• _Information_:
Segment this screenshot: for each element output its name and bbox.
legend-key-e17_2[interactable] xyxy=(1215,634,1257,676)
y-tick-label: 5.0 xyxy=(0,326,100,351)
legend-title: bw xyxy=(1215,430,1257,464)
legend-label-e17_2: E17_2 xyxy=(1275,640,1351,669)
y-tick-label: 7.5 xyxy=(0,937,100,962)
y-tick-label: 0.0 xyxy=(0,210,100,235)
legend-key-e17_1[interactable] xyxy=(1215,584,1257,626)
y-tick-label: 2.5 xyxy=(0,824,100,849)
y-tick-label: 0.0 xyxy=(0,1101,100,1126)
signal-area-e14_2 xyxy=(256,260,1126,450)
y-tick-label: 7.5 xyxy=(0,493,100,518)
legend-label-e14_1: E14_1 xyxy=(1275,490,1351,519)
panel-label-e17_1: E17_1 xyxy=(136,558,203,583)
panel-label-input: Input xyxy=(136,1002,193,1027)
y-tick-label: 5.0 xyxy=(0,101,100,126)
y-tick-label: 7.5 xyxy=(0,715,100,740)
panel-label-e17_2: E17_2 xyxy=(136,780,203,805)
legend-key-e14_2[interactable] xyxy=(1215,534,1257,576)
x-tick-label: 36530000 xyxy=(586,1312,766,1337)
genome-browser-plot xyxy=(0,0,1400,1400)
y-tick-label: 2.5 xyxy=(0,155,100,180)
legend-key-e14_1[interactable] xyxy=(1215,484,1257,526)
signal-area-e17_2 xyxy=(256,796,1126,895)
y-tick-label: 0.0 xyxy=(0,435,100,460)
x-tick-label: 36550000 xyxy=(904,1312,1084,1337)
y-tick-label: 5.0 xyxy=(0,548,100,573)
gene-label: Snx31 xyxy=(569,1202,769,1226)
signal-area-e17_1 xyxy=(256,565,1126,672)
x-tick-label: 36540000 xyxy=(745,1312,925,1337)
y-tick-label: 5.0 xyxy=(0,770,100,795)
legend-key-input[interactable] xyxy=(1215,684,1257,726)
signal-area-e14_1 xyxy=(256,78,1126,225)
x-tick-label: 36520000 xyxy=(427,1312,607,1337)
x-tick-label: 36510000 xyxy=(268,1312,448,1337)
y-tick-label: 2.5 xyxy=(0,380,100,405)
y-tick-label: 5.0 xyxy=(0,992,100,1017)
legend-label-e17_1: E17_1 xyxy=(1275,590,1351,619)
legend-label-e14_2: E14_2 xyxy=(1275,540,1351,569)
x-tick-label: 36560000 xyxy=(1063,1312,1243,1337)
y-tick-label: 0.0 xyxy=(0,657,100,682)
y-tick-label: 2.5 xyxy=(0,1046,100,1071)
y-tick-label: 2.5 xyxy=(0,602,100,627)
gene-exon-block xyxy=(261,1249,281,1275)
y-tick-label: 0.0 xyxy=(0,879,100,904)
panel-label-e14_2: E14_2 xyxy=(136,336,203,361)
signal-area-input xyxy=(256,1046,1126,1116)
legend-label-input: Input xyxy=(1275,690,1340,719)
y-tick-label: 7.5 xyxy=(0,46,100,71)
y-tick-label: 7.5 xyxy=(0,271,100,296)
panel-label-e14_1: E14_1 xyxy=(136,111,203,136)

• _Problem description_: Could you count how many lines in the records contain the word "interactable"? Only the number is needed.

• _Expected answer_: 5